### RECORDS
○ ○ ○ ○ ○ ○ ○
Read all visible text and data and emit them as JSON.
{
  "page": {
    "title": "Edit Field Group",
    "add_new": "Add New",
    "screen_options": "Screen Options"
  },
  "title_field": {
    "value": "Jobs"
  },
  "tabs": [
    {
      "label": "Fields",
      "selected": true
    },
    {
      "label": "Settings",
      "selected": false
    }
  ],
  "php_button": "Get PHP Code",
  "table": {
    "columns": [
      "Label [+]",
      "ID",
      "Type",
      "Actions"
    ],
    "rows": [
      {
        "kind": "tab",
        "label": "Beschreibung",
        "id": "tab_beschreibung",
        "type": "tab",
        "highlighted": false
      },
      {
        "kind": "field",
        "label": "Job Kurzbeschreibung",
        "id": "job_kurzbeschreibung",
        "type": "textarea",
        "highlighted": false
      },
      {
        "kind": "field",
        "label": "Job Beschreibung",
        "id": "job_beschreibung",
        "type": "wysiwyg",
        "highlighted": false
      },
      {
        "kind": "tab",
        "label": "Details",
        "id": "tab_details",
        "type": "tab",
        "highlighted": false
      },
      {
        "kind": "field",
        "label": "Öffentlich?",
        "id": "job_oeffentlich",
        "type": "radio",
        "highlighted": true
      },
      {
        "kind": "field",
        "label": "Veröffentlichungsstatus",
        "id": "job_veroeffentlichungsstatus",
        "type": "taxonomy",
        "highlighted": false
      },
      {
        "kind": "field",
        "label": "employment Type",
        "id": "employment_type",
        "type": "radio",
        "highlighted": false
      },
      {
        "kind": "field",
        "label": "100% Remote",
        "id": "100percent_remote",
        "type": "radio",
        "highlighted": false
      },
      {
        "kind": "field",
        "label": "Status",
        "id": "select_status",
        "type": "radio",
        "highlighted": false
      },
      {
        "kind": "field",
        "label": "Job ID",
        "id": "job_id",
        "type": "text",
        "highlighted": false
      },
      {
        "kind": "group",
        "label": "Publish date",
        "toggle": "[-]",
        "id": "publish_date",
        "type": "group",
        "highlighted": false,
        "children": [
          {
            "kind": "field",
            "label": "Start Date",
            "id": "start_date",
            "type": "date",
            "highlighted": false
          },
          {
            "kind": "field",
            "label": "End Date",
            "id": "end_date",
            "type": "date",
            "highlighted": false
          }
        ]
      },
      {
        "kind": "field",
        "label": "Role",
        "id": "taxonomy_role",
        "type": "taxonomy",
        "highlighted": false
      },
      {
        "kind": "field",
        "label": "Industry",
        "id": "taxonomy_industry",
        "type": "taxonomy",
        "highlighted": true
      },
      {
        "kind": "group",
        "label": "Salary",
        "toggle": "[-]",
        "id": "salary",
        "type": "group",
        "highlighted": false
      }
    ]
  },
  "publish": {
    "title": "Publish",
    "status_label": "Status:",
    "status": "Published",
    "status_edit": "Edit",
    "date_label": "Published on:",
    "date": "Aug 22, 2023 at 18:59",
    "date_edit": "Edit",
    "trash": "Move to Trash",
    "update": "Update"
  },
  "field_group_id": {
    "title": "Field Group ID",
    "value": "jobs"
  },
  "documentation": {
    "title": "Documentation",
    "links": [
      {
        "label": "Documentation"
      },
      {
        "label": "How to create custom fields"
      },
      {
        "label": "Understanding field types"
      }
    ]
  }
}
○ ○ ○ ○ ○ ○ ○
### TO DO
Write out the full listing, keeping every line exactly as it is.

### THE REPLY
Read all visible text and data and emit them as JSON.
{
  "page": {
    "title": "Edit Field Group",
    "add_new": "Add New",
    "screen_options": "Screen Options"
  },
  "title_field": {
    "value": "Jobs"
  },
  "tabs": [
    {
      "label": "Fields",
      "selected": true
    },
    {
      "label": "Settings",
      "selected": false
    }
  ],
  "php_button": "Get PHP Code",
  "table": {
    "columns": [
      "Label [+]",
      "ID",
      "Type",
      "Actions"
    ],
    "rows": [
      {
        "kind": "tab",
        "label": "Beschreibung",
        "id": "tab_beschreibung",
        "type": "tab",
        "highlighted": false
      },
      {
        "kind": "field",
        "label": "Job Kurzbeschreibung",
        "id": "job_kurzbeschreibung",
        "type": "textarea",
        "highlighted": false
      },
      {
        "kind": "field",
        "label": "Job Beschreibung",
        "id": "job_beschreibung",
        "type": "wysiwyg",
        "highlighted": false
      },
      {
        "kind": "tab",
        "label": "Details",
        "id": "tab_details",
        "type": "tab",
        "highlighted": false
      },
      {
        "kind": "field",
        "label": "Öffentlich?",
        "id": "job_oeffentlich",
        "type": "radio",
        "highlighted": true
      },
      {
        "kind": "field",
        "label": "Veröffentlichungsstatus",
        "id": "job_veroeffentlichungsstatus",
        "type": "taxonomy",
        "highlighted": false
      },
      {
        "kind": "field",
        "label": "employment Type",
        "id": "employment_type",
        "type": "radio",
        "highlighted": false
      },
      {
        "kind": "field",
        "label": "100% Remote",
        "id": "100percent_remote",
        "type": "radio",
        "highlighted": false
      },
      {
        "kind": "field",
        "label": "Status",
        "id": "select_status",
        "type": "radio",
        "highlighted": false
      },
      {
        "kind": "field",
        "label": "Job ID",
        "id": "job_id",
        "type": "text",
        "highlighted": false
      },
      {
        "kind": "group",
        "label": "Publish date",
        "toggle": "[-]",
        "id": "publish_date",
        "type": "group",
        "highlighted": false,
        "children": [
          {
            "kind": "field",
            "label": "Start Date",
            "id": "start_date",
            "type": "date",
            "highlighted": false
          },
          {
            "kind": "field",
            "label": "End Date",
            "id": "end_date",
            "type": "date",
            "highlighted": false
          }
        ]
      },
      {
        "kind": "field",
        "label": "Role",
        "id": "taxonomy_role",
        "type": "taxonomy",
        "highlighted": false
      },
      {
        "kind": "field",
        "label": "Industry",
        "id": "taxonomy_industry",
        "type": "taxonomy",
        "highlighted": true
      },
      {
        "kind": "group",
        "label": "Salary",
        "toggle": "[-]",
        "id": "salary",
        "type": "group",
        "highlighted": false
      }
    ]
  },
  "publish": {
    "title": "Publish",
    "status_label": "Status:",
    "status": "Published",
    "status_edit": "Edit",
    "date_label": "Published on:",
    "date": "Aug 22, 2023 at 18:59",
    "date_edit": "Edit",
    "trash": "Move to Trash",
    "update": "Update"
  },
  "field_group_id": {
    "title": "Field Group ID",
    "value": "jobs"
  },
  "documentation": {
    "title": "Documentation",
    "links": [
      {
        "label": "Documentation"
      },
      {
        "label": "How to create custom fields"
      },
      {
        "label": "Understanding field types"
      }
    ]
  }
}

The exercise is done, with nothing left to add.